▶ **Written problem**:
Extract the lines that carry the string "curador" from the listing.

— Start of Given data —

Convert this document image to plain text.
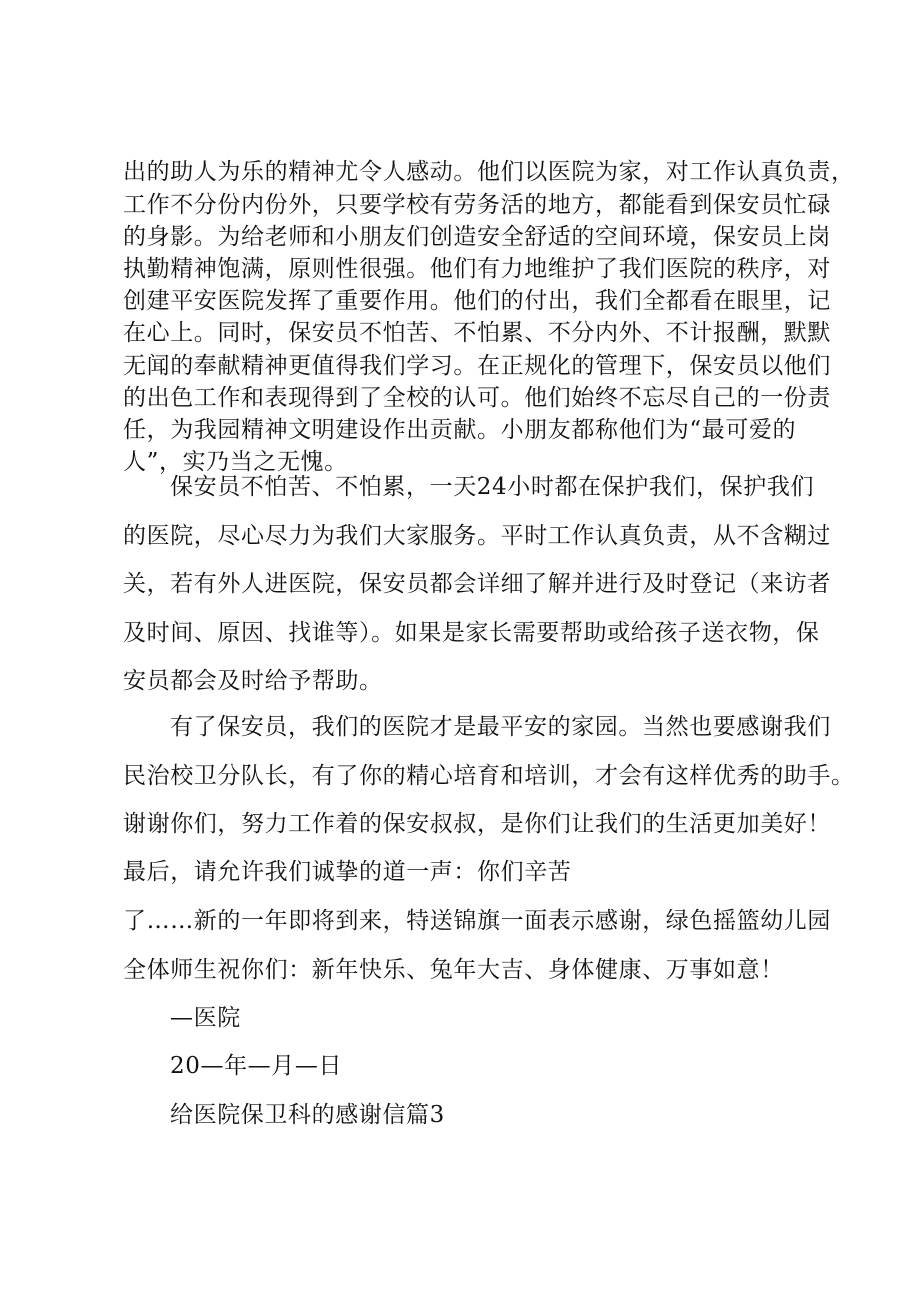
出的助人为乐的精神尤令人感动。他们以医院为家，对工作认真负责，
工作不分份内份外，只要学校有劳务活的地方，都能看到保安员忙碌
的身影。为给老师和小朋友们创造安全舒适的空间环境，保安员上岗
执勤精神饱满，原则性很强。他们有力地维护了我们医院的秩序，对
创建平安医院发挥了重要作用。他们的付出，我们全都看在眼里，记
在心上。同时，保安员不怕苦、不怕累、不分内外、不计报酬，默默
无闻的奉献精神更值得我们学习。在正规化的管理下，保安员以他们
的出色工作和表现得到了全校的认可。他们始终不忘尽自己的一份责
任，为我园精神文明建设作出贡献。小朋友都称他们为“最可爱的
人”，实乃当之无愧。
保安员不怕苦、不怕累，一天24小时都在保护我们，保护我们
的医院，尽心尽力为我们大家服务。平时工作认真负责，从不含糊过
关，若有外人进医院，保安员都会详细了解并进行及时登记（来访者
及时间、原因、找谁等）。如果是家长需要帮助或给孩子送衣物，保
安员都会及时给予帮助。
有了保安员，我们的医院才是最平安的家园。当然也要感谢我们
民治校卫分队长，有了你的精心培育和培训，才会有这样优秀的助手。
谢谢你们，努力工作着的保安叔叔，是你们让我们的生活更加美好！
最后，请允许我们诚挚的道一声：你们辛苦
了……新的一年即将到来，特送锦旗一面表示感谢，绿色摇篮幼儿园
全体师生祝你们：新年快乐、兔年大吉、身体健康、万事如意！
—医院
20—年—月—日
给医院保卫科的感谢信篇3
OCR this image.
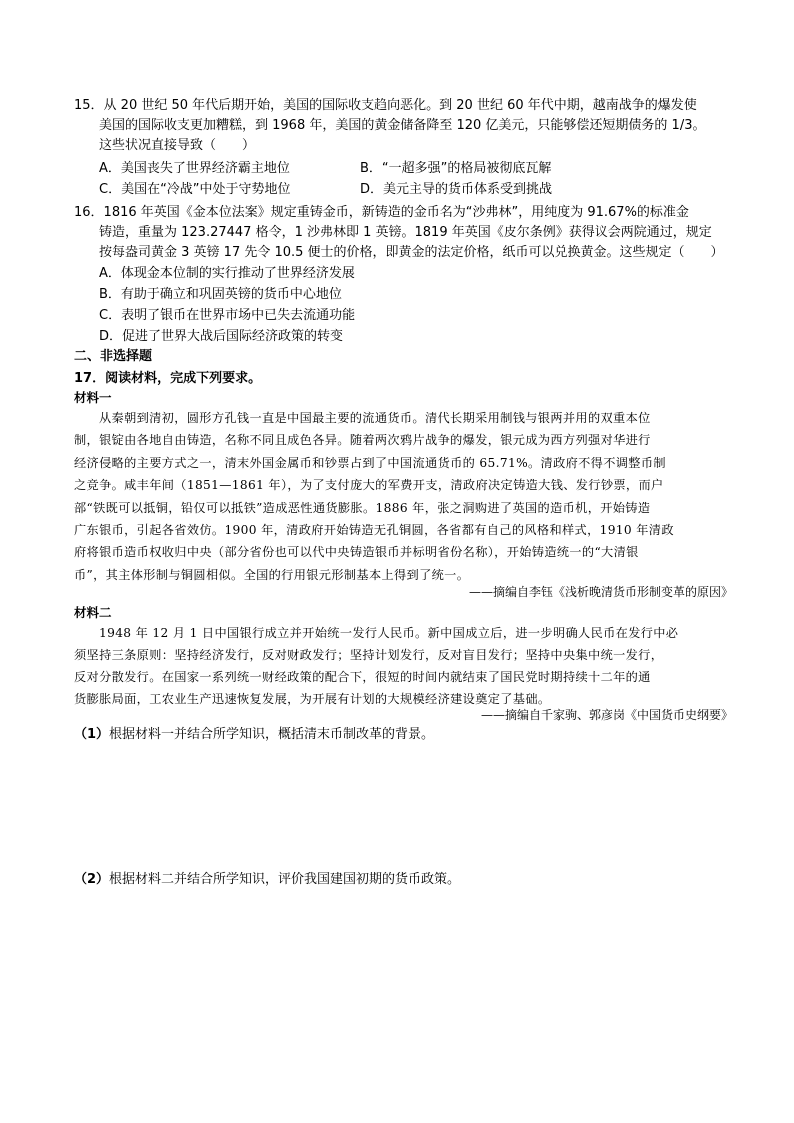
15．从 20 世纪 50 年代后期开始，美国的国际收支趋向恶化。到 20 世纪 60 年代中期，越南战争的爆发使
美国的国际收支更加糟糕，到 1968 年，美国的黄金储备降至 120 亿美元，只能够偿还短期债务的 1/3。
这些状况直接导致（　　）
A．美国丧失了世界经济霸主地位	B．“一超多强”的格局被彻底瓦解
C．美国在“冷战”中处于守势地位	D．美元主导的货币体系受到挑战
16．1816 年英国《金本位法案》规定重铸金币，新铸造的金币名为“沙弗林”，用纯度为 91.67%的标准金
铸造，重量为 123.27447 格令，1 沙弗林即 1 英镑。1819 年英国《皮尔条例》获得议会两院通过，规定
按每盎司黄金 3 英镑 17 先令 10.5 便士的价格，即黄金的法定价格，纸币可以兑换黄金。这些规定（　　）
A．体现金本位制的实行推动了世界经济发展
B．有助于确立和巩固英镑的货币中心地位
C．表明了银币在世界市场中已失去流通功能
D．促进了世界大战后国际经济政策的转变
二、非选择题
17．阅读材料，完成下列要求。
材料一
从秦朝到清初，圆形方孔钱一直是中国最主要的流通货币。清代长期采用制钱与银两并用的双重本位
制，银锭由各地自由铸造，名称不同且成色各异。随着两次鸦片战争的爆发，银元成为西方列强对华进行
经济侵略的主要方式之一，清末外国金属币和钞票占到了中国流通货币的 65.71%。清政府不得不调整币制
之竞争。咸丰年间（1851—1861 年），为了支付庞大的军费开支，清政府决定铸造大钱、发行钞票，而户
部“铁既可以抵铜，铅仅可以抵铁”造成恶性通货膨胀。1886 年，张之洞购进了英国的造币机，开始铸造
广东银币，引起各省效仿。1900 年，清政府开始铸造无孔铜圆，各省都有自己的风格和样式，1910 年清政
府将银币造币权收归中央（部分省份也可以代中央铸造银币并标明省份名称），开始铸造统一的“大清银
币”，其主体形制与铜圆相似。全国的行用银元形制基本上得到了统一。
——摘编自李钰《浅析晚清货币形制变革的原因》
材料二
1948 年 12 月 1 日中国银行成立并开始统一发行人民币。新中国成立后，进一步明确人民币在发行中必
须坚持三条原则：坚持经济发行，反对财政发行；坚持计划发行，反对盲目发行；坚持中央集中统一发行，
反对分散发行。在国家一系列统一财经政策的配合下，很短的时间内就结束了国民党时期持续十二年的通
货膨胀局面，工农业生产迅速恢复发展，为开展有计划的大规模经济建设奠定了基础。
——摘编自千家驹、郭彦岗《中国货币史纲要》
（1）根据材料一并结合所学知识，概括清末币制改革的背景。
（2）根据材料二并结合所学知识，评价我国建国初期的货币政策。
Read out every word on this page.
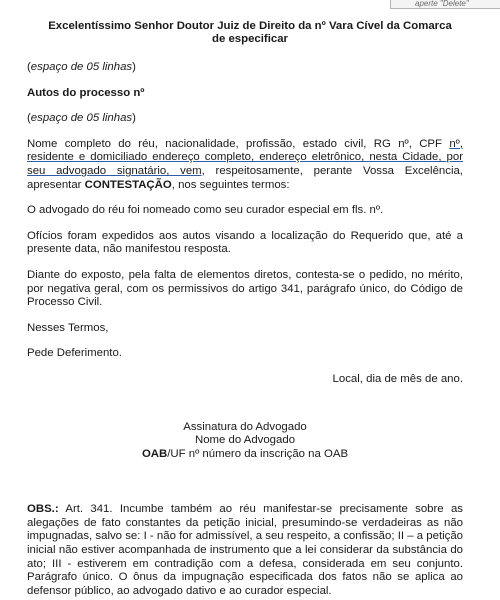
aperte "Delete"
Excelentíssimo Senhor Doutor Juiz de Direito da nº Vara Cível da Comarca
de especificar
(espaço de 05 linhas)
Autos do processo nº
(espaço de 05 linhas)
Nome completo do réu, nacionalidade, profissão, estado civil, RG nº, CPF nº, residente e domiciliado endereço completo, endereço eletrônico, nesta Cidade, por seu advogado signatário, vem, respeitosamente, perante Vossa Excelência, apresentar CONTESTAÇÃO, nos seguintes termos:
O advogado do réu foi nomeado como seu curador especial em fls. nº.
Ofícios foram expedidos aos autos visando a localização do Requerido que, até a presente data, não manifestou resposta.
Diante do exposto, pela falta de elementos diretos, contesta-se o pedido, no mérito, por negativa geral, com os permissivos do artigo 341, parágrafo único, do Código de Processo Civil.
Nesses Termos,
Pede Deferimento.
Local, dia de mês de ano.
Assinatura do Advogado
Nome do Advogado
OAB/UF nº número da inscrição na OAB
OBS.: Art. 341. Incumbe também ao réu manifestar-se precisamente sobre as alegações de fato constantes da petição inicial, presumindo-se verdadeiras as não impugnadas, salvo se: I - não for admissível, a seu respeito, a confissão; II – a petição inicial não estiver acompanhada de instrumento que a lei considerar da substância do ato; III - estiverem em contradição com a defesa, considerada em seu conjunto. Parágrafo único. O ônus da impugnação especificada dos fatos não se aplica ao defensor público, ao advogado dativo e ao curador especial.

— End of Given data —

▶ **Response to the task**:
O advogado do réu foi nomeado como seu curador especial em fls. nº.
OBS.: Art. 341. Incumbe também ao réu manifestar-se precisamente sobre as alegações de fato constantes da petição inicial, presumindo-se verdadeiras as não impugnadas, salvo se: I - não for admissível, a seu respeito, a confissão; II – a petição inicial não estiver acompanhada de instrumento que a lei considerar da substância do ato; III - estiverem em contradição com a defesa, considerada em seu conjunto. Parágrafo único. O ônus da impugnação especificada dos fatos não se aplica ao defensor público, ao advogado dativo e ao curador especial.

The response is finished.